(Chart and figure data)

· · · · ·

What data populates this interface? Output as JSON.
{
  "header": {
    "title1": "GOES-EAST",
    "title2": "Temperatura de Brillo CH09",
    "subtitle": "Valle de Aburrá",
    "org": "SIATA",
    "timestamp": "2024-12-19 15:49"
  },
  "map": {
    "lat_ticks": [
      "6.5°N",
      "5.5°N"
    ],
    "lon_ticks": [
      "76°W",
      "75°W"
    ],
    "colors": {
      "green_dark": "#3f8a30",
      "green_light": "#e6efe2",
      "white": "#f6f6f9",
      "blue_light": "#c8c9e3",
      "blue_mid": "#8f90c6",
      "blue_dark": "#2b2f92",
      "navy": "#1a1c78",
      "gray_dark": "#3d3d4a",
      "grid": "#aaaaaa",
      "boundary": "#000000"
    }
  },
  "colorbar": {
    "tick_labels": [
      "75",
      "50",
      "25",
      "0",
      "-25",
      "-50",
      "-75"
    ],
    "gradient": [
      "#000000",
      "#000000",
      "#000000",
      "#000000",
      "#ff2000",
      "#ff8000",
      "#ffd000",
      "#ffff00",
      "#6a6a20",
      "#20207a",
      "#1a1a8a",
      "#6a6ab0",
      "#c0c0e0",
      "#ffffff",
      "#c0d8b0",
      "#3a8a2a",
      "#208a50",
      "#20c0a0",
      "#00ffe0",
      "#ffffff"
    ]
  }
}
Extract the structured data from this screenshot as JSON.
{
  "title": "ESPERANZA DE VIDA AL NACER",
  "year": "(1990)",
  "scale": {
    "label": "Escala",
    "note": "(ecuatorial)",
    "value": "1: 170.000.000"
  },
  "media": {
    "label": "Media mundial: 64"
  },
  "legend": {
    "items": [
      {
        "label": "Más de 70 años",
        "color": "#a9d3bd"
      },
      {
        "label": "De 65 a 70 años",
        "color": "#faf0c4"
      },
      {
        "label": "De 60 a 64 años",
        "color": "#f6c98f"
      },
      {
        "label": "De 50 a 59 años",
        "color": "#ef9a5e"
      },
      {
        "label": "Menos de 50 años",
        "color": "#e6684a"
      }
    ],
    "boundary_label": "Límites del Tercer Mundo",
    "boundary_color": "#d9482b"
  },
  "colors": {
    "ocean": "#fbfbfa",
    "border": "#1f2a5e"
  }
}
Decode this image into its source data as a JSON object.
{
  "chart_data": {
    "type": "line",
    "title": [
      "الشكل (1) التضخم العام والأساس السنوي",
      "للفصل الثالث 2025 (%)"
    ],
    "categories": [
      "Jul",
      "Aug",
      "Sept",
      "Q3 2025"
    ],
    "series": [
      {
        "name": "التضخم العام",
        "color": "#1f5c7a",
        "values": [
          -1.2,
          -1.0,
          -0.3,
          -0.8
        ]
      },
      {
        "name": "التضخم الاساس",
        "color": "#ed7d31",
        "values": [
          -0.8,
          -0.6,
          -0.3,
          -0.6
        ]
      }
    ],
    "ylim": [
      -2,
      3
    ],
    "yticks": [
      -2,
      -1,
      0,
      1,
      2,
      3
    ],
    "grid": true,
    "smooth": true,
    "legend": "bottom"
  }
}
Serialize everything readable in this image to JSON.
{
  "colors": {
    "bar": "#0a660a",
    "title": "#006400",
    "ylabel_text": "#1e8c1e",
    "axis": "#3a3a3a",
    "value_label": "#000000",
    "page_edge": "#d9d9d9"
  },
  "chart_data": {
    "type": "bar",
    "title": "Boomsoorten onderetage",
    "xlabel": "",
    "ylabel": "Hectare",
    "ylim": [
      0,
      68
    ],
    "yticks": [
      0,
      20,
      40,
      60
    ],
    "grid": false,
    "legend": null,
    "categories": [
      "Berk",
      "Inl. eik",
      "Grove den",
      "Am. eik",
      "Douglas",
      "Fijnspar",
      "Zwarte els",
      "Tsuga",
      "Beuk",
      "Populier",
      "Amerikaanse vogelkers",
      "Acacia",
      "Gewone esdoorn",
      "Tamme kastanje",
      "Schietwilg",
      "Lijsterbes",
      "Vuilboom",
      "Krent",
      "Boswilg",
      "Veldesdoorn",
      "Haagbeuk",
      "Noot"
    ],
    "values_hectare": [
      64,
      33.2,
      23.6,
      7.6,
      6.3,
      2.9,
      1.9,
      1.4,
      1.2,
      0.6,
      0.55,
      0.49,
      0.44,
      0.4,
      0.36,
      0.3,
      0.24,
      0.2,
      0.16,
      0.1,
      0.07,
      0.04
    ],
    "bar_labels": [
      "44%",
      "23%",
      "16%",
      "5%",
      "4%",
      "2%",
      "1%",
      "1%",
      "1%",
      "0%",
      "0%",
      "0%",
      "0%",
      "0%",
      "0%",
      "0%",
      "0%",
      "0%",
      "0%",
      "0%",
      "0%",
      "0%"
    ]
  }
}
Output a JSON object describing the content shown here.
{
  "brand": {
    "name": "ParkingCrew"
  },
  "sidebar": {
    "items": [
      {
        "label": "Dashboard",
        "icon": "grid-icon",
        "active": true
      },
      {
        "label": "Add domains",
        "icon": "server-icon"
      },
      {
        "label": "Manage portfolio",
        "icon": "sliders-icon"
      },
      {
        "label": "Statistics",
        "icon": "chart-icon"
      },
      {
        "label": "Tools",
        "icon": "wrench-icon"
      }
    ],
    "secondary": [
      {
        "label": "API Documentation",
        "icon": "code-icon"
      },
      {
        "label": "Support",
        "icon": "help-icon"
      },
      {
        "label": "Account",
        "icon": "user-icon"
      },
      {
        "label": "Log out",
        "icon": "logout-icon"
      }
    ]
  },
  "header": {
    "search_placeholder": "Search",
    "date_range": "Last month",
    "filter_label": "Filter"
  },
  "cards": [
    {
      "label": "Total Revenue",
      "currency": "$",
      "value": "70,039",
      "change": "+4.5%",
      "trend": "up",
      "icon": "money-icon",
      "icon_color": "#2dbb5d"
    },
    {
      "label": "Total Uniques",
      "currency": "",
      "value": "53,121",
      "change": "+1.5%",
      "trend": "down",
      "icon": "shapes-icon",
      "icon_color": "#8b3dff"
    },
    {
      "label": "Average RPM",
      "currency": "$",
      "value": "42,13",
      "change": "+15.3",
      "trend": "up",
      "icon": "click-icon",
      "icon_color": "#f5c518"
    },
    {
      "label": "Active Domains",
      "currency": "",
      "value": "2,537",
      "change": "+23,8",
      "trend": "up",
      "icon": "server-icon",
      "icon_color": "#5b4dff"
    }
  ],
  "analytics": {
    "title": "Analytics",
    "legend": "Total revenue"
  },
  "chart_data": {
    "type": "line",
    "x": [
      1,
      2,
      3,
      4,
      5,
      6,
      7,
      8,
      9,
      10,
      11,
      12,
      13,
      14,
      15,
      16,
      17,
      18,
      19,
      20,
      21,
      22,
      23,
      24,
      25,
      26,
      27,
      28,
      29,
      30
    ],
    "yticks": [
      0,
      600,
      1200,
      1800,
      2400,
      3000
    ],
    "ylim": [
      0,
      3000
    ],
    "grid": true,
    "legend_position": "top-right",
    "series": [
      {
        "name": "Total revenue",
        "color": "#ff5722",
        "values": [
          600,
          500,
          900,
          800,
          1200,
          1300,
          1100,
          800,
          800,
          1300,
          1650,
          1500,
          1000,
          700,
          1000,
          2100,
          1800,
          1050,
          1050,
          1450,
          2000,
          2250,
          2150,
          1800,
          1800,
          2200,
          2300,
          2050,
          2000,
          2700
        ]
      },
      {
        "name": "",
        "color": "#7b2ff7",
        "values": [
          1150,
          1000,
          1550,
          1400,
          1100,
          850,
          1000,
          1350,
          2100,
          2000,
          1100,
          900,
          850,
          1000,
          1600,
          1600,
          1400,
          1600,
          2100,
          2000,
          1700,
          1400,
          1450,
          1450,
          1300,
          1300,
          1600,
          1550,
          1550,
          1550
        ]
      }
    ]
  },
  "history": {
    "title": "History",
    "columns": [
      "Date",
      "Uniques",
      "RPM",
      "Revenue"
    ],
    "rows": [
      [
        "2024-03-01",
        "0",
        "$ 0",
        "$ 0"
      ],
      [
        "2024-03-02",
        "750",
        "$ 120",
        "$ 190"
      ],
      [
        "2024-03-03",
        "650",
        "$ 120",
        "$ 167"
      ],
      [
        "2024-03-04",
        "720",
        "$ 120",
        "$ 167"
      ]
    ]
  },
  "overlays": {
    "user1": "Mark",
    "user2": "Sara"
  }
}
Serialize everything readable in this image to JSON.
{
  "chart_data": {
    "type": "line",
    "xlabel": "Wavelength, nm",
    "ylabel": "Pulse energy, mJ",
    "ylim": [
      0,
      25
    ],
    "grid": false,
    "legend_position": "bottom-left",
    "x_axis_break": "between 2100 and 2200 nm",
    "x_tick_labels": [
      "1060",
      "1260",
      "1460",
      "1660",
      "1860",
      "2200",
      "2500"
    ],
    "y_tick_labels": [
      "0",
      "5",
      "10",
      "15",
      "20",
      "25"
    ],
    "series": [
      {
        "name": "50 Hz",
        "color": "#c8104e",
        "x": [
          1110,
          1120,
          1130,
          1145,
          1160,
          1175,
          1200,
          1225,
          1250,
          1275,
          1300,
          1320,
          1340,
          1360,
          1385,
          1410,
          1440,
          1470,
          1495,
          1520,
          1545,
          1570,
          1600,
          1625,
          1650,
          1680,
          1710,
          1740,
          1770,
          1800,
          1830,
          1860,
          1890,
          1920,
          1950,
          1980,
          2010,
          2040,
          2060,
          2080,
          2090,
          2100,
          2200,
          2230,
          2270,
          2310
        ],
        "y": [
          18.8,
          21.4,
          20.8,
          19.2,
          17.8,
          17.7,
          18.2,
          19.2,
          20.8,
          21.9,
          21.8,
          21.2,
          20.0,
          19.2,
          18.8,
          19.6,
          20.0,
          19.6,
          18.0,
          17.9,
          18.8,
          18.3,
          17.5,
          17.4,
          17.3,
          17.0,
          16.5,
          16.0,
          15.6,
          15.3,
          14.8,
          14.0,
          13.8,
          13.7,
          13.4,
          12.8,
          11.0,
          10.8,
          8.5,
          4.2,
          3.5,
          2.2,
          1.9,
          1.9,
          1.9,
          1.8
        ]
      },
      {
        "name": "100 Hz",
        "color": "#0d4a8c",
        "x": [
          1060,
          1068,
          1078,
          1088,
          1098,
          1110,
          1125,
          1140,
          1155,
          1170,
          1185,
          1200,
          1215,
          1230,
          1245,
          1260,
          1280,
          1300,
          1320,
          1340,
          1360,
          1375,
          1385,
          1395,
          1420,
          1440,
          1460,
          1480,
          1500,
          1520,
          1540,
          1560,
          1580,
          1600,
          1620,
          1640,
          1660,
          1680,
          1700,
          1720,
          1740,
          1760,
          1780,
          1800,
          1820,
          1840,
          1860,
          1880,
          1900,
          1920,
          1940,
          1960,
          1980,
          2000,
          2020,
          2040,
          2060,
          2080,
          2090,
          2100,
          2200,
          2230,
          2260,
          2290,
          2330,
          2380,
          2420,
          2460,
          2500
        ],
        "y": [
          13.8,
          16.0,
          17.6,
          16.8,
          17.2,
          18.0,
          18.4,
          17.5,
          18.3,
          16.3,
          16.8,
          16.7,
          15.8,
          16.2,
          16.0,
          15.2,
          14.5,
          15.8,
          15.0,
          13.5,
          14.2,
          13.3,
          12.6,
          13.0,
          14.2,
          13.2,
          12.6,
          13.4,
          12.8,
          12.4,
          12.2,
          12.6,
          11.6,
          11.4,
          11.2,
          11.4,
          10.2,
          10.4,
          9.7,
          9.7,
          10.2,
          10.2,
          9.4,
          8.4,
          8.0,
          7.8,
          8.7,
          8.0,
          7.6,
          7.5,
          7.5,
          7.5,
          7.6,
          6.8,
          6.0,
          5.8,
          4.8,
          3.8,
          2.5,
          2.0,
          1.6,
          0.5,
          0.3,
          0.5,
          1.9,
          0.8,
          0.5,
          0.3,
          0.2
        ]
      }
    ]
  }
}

· · · · ·

(What to do):
Pick out each line that holds the string "العام".

(Answer to the task):
      "الشكل (1) التضخم العام والأساس السنوي",
        "name": "التضخم العام",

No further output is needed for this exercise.